__RECORDS SHOWN__.
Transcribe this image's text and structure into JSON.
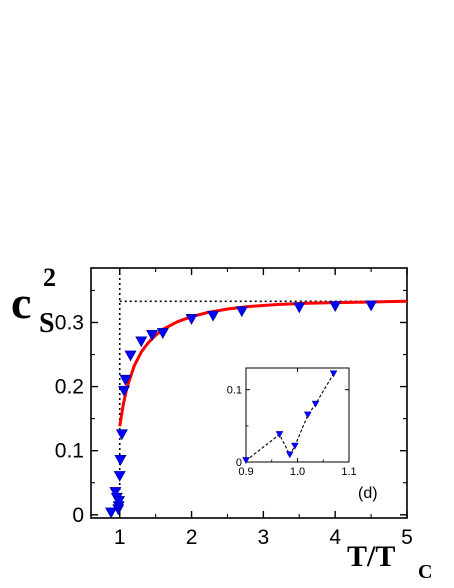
{
  "colors": {
    "fit_line": "#ff0000",
    "markers": "#0000ff",
    "axes": "#000000",
    "guide_lines": "#000000"
  },
  "chart_data": [
    {
      "type": "scatter",
      "title": "",
      "ylabel": {
        "base": "c",
        "sub": "S",
        "sup": "2"
      },
      "xlabel": {
        "base": "T/T",
        "sub": "C"
      },
      "xlim": [
        0.6,
        5.0
      ],
      "ylim": [
        -0.005,
        0.385
      ],
      "xticks": [
        1,
        2,
        3,
        4,
        5
      ],
      "yticks": [
        0,
        0.1,
        0.2,
        0.3
      ],
      "ytick_labels": [
        "0",
        "0.1",
        "0.2",
        "0.3"
      ],
      "grid": false,
      "marker": "triangle-down",
      "series": [
        {
          "kind": "markers",
          "x": [
            0.88,
            0.94,
            0.96,
            0.98,
            0.985,
            0.99,
            1.0,
            1.01,
            1.03,
            1.06,
            1.08,
            1.15,
            1.3,
            1.45,
            1.6,
            2.0,
            2.3,
            2.7,
            3.5,
            4.0,
            4.5
          ],
          "y": [
            0.003,
            0.035,
            0.026,
            0.008,
            0.013,
            0.021,
            0.06,
            0.085,
            0.125,
            0.193,
            0.21,
            0.248,
            0.27,
            0.28,
            0.283,
            0.305,
            0.31,
            0.317,
            0.323,
            0.325,
            0.326
          ]
        },
        {
          "kind": "fit-line",
          "x": [
            1.0,
            1.05,
            1.1,
            1.2,
            1.3,
            1.4,
            1.5,
            1.6,
            1.8,
            2.0,
            2.2,
            2.5,
            2.8,
            3.2,
            3.6,
            4.0,
            4.5,
            5.0
          ],
          "y": [
            0.138,
            0.172,
            0.198,
            0.232,
            0.254,
            0.269,
            0.28,
            0.289,
            0.301,
            0.309,
            0.315,
            0.321,
            0.325,
            0.328,
            0.33,
            0.331,
            0.332,
            0.333
          ]
        }
      ],
      "guides": {
        "vertical_x": 1.0,
        "horizontal_y": 0.333
      },
      "panel_label": "(d)"
    },
    {
      "type": "scatter",
      "title": "",
      "xlim": [
        0.9,
        1.1
      ],
      "ylim": [
        0.0,
        0.13
      ],
      "xticks": [
        0.9,
        1.0,
        1.1
      ],
      "xtick_labels": [
        "0.9",
        "1.0",
        "1.1"
      ],
      "yticks": [
        0,
        0.1
      ],
      "ytick_labels": [
        "0",
        "0.1"
      ],
      "marker": "triangle-down",
      "series": [
        {
          "kind": "markers-dashed",
          "x": [
            0.9,
            0.965,
            0.985,
            0.995,
            1.02,
            1.035,
            1.07
          ],
          "y": [
            0.002,
            0.038,
            0.01,
            0.022,
            0.065,
            0.08,
            0.122
          ]
        }
      ]
    }
  ]
}
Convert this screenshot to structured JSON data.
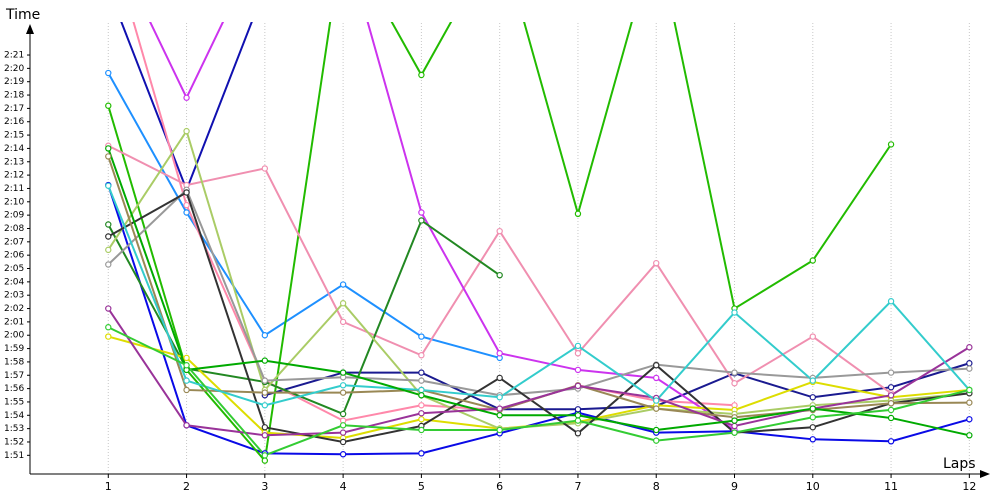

__WRITTEN TASK__. Scan the listing above for the word "JSON" and copy every line that holds it.

__EXERCISE OUTPUT__.
Transcribe this image's text and structure into JSON.
Convert this screenshot to structured JSON data.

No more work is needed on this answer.